#### WORK INSTRUCTION
Show every line of the records below that contains the word "mitochondrial".

====== DATASET

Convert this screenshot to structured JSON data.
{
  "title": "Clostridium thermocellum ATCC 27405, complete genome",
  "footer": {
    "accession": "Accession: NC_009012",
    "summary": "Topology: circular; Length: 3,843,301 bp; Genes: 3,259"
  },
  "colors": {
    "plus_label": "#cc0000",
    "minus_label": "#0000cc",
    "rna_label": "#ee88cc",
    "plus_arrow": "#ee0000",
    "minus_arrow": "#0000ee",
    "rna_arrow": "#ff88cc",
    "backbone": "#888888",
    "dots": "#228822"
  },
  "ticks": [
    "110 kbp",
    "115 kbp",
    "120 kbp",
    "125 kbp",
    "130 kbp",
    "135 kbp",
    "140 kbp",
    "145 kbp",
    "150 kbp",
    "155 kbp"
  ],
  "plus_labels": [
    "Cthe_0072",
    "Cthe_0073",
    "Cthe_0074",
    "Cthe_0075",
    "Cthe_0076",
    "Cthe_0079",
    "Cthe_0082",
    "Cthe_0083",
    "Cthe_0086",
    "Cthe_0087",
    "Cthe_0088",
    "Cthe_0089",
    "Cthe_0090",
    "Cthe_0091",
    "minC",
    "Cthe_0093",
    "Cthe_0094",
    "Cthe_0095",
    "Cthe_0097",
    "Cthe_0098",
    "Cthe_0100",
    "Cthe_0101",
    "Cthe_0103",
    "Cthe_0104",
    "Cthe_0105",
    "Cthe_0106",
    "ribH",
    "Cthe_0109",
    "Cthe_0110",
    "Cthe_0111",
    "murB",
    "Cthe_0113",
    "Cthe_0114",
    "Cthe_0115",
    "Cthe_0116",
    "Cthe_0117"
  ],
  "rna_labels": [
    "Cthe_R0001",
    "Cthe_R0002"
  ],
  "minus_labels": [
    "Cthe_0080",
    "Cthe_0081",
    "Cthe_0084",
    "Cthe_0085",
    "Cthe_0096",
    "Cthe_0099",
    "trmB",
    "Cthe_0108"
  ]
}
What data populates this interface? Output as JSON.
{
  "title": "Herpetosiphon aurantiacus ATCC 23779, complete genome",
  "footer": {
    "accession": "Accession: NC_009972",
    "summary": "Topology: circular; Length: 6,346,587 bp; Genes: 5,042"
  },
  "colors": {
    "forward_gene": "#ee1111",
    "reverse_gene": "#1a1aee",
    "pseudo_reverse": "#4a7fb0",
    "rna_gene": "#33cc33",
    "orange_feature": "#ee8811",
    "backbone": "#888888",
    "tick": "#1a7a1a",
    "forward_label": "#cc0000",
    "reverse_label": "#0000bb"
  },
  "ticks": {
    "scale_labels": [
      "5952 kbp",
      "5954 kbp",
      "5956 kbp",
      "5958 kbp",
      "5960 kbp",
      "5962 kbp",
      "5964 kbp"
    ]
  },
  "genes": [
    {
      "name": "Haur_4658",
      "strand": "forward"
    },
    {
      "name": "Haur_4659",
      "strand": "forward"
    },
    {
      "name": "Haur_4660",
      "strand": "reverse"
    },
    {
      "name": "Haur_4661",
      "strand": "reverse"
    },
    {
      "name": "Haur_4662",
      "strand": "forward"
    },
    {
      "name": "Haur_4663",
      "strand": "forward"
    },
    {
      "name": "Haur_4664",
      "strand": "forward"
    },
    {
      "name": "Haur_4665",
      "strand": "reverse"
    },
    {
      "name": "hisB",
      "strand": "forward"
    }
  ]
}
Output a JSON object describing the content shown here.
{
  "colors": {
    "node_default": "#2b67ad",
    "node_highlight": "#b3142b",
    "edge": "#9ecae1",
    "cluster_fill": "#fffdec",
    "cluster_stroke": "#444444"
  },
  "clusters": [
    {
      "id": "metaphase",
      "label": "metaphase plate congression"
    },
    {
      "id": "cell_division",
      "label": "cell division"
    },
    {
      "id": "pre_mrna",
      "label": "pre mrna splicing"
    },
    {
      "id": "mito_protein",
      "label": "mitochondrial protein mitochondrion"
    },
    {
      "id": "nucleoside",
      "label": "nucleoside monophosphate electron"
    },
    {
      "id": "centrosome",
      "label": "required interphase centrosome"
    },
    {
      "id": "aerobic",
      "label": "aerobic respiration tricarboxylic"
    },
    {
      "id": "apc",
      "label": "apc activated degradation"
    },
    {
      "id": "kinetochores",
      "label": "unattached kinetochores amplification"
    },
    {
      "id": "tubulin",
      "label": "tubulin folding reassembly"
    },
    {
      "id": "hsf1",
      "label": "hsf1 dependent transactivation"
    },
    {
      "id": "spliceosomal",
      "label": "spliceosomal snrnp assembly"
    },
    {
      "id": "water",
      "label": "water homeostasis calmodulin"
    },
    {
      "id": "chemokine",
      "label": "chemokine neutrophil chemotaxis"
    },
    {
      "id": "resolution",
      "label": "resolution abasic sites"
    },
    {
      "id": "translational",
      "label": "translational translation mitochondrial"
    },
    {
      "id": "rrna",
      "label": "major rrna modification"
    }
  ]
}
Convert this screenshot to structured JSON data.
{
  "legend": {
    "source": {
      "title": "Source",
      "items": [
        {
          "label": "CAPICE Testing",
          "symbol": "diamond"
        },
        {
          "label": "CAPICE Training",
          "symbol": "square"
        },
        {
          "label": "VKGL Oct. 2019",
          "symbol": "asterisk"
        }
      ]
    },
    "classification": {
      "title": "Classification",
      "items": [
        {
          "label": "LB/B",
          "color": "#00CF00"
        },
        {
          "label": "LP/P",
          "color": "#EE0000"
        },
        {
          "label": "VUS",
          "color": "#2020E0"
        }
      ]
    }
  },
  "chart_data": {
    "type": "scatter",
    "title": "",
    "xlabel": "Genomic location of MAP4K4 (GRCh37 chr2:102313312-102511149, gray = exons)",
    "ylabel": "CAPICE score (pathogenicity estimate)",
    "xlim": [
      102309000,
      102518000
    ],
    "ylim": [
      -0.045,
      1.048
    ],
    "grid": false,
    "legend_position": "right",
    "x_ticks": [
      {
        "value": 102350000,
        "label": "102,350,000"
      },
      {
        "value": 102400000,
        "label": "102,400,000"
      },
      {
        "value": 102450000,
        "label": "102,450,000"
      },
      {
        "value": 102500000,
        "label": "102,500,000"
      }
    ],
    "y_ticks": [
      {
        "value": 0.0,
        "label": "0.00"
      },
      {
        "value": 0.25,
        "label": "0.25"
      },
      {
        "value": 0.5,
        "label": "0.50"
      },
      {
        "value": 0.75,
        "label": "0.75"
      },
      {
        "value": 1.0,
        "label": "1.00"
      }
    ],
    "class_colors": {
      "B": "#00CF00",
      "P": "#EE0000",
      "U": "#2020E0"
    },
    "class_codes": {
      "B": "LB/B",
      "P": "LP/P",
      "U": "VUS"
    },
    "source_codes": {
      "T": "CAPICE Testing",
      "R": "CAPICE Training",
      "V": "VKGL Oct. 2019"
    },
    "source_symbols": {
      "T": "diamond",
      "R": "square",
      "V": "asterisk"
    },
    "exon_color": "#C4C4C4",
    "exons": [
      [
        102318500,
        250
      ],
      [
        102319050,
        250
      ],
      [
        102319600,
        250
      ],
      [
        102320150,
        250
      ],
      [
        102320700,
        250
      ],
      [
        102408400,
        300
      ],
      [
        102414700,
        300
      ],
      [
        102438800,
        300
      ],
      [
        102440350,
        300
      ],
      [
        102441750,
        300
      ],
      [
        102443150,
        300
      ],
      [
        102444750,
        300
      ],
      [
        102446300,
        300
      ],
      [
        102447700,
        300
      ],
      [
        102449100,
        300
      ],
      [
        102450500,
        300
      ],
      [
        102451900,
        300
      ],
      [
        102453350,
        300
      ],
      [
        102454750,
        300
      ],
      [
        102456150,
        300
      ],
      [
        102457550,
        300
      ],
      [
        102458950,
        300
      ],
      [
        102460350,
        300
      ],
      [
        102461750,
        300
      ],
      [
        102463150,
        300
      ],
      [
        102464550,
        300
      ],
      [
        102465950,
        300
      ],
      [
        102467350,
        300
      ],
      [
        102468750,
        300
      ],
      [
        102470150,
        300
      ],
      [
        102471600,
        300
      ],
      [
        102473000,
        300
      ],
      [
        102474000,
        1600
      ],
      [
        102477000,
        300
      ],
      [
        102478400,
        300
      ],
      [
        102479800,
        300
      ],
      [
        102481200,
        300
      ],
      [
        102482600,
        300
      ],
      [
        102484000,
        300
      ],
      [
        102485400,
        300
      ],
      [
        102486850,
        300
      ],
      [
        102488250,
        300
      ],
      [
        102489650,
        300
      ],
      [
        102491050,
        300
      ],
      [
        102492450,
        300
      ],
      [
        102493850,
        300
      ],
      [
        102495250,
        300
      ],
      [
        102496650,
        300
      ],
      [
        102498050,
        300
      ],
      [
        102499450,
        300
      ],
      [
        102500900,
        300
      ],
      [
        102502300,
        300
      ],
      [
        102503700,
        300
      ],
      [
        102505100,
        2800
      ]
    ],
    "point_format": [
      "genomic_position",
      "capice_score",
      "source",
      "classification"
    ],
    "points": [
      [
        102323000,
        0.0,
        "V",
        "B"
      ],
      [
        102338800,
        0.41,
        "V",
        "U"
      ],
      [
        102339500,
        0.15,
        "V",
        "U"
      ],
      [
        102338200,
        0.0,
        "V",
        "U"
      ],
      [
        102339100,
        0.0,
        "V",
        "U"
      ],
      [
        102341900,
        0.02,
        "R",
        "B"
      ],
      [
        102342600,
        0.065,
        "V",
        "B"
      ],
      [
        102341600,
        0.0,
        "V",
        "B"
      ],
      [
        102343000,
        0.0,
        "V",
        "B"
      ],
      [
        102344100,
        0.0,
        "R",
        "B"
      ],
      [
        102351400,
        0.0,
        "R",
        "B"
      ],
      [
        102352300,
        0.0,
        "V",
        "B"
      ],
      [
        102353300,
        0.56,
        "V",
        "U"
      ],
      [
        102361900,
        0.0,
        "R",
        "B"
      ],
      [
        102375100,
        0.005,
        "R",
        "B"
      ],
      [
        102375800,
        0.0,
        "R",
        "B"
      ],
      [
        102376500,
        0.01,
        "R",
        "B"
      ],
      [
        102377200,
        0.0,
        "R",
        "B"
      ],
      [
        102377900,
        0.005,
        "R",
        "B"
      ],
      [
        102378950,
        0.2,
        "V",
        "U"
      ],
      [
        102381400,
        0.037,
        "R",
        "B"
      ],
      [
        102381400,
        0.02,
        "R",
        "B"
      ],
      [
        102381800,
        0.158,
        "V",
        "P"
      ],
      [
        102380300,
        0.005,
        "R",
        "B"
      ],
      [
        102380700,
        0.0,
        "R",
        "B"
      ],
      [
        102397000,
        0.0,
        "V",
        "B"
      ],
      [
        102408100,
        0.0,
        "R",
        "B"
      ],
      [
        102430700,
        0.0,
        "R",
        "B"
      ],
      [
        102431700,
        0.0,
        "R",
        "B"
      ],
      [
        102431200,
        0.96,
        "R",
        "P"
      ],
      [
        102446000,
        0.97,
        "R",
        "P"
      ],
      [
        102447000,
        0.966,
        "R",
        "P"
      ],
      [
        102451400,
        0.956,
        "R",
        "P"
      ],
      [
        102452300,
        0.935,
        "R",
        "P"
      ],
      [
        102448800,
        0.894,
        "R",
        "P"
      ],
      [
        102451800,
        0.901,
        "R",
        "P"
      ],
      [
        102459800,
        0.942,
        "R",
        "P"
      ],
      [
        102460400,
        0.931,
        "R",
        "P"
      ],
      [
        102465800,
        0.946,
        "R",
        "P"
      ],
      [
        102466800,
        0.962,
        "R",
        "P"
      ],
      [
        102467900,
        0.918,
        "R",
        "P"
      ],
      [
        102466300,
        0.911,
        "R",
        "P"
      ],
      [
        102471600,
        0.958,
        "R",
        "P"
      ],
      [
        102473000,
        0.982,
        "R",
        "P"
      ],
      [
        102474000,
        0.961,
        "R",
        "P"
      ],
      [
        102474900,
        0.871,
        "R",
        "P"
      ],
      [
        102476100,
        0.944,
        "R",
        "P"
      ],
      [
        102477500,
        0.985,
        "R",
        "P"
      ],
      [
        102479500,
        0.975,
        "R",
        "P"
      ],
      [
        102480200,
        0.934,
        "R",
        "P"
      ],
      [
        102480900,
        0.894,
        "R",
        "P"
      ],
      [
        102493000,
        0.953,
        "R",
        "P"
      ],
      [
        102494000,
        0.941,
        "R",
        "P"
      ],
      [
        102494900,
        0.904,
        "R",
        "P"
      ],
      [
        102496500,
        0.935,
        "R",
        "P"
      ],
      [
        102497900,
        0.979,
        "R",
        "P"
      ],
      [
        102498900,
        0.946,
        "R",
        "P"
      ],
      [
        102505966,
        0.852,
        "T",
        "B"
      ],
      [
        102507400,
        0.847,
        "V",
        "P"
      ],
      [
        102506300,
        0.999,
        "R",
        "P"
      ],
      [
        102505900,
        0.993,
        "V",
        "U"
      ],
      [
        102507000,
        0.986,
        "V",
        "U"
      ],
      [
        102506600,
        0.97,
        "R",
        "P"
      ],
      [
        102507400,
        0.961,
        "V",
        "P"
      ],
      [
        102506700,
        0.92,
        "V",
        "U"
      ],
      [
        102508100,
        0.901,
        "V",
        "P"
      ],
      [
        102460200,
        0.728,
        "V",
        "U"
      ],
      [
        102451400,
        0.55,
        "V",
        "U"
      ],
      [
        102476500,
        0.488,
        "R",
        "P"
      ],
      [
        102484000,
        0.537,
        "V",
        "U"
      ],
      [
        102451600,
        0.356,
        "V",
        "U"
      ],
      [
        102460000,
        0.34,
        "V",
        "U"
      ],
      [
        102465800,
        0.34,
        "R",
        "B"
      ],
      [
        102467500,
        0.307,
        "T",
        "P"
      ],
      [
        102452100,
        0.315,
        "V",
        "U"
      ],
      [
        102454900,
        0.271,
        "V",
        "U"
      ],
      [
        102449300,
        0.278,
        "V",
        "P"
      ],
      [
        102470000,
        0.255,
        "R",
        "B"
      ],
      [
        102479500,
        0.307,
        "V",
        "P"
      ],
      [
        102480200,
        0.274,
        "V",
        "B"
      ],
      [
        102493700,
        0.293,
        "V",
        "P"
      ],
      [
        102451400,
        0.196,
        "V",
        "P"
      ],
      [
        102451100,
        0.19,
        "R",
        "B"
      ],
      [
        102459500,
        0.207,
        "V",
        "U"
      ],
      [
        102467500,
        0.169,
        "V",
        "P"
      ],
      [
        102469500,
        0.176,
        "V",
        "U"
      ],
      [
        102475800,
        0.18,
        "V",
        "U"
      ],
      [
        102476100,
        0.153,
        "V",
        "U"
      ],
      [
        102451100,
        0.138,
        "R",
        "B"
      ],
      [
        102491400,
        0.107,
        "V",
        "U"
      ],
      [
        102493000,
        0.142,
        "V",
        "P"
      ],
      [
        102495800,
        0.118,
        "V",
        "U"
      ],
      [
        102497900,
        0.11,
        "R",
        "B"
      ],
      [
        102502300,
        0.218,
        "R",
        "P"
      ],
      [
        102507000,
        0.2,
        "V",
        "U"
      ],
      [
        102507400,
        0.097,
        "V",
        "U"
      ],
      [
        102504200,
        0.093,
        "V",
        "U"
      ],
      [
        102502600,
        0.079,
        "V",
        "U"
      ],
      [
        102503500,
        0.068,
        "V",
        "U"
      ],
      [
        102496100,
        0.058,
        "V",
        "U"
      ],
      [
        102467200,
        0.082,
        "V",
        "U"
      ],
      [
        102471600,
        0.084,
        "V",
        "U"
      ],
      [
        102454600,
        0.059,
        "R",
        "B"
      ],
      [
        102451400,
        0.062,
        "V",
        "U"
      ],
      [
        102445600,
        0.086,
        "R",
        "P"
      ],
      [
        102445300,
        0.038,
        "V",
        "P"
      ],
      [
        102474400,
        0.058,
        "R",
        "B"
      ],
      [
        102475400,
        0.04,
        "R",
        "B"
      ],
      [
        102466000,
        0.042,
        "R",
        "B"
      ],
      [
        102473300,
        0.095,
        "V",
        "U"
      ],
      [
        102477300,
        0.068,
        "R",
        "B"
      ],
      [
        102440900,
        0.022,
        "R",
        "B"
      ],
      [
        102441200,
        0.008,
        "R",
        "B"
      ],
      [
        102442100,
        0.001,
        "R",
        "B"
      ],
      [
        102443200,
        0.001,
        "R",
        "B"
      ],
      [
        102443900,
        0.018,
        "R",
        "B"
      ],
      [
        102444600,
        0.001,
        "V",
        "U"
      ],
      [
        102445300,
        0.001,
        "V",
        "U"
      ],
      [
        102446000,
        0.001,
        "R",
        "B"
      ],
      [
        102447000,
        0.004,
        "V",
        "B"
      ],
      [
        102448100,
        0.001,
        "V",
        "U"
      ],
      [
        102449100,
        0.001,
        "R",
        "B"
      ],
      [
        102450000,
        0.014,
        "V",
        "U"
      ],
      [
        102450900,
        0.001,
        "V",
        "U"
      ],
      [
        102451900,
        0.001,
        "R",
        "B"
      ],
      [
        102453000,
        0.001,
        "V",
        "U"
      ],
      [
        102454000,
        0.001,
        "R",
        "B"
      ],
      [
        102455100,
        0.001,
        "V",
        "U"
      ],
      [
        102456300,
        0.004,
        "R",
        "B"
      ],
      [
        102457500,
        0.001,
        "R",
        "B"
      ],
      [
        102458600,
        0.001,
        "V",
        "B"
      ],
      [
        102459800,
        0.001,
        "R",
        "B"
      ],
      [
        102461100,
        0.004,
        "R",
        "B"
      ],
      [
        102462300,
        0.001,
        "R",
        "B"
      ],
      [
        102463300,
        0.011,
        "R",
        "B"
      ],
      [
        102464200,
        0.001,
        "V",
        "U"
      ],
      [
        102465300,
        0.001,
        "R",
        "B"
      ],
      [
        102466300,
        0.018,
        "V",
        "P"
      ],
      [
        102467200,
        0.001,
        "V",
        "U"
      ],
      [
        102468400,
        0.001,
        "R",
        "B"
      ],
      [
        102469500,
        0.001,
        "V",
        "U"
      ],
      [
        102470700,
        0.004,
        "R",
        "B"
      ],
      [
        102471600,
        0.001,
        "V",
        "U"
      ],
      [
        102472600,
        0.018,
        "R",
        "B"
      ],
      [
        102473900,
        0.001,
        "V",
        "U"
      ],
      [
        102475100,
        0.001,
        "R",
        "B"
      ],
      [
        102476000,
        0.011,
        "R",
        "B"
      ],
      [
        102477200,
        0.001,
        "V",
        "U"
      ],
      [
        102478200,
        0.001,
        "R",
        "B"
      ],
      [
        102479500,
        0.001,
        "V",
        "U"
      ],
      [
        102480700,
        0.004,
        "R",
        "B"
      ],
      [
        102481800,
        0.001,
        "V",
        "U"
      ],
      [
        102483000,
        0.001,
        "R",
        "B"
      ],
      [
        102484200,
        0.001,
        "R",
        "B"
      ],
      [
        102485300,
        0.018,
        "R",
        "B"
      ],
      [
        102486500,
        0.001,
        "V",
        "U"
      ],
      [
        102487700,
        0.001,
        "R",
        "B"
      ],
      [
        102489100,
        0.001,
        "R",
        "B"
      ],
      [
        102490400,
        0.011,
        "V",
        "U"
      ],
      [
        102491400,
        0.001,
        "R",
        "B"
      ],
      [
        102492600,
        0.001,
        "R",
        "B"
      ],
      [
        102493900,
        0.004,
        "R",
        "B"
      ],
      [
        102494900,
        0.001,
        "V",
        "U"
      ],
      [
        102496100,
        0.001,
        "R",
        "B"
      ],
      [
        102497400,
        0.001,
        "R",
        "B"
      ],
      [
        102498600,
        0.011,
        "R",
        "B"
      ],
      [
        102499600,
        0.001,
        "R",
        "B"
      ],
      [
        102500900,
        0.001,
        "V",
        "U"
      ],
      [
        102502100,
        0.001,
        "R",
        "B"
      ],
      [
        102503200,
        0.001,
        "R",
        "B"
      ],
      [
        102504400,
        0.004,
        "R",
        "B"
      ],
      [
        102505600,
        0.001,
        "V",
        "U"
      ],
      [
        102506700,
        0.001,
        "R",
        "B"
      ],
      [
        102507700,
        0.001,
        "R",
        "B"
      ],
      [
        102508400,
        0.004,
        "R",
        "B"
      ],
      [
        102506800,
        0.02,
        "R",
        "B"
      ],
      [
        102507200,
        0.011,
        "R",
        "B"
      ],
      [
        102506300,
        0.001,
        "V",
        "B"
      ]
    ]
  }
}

============

#### ANSWER TO THIS EXERCISE
      "label": "mitochondrial protein mitochondrion"
      "label": "translational translation mitochondrial"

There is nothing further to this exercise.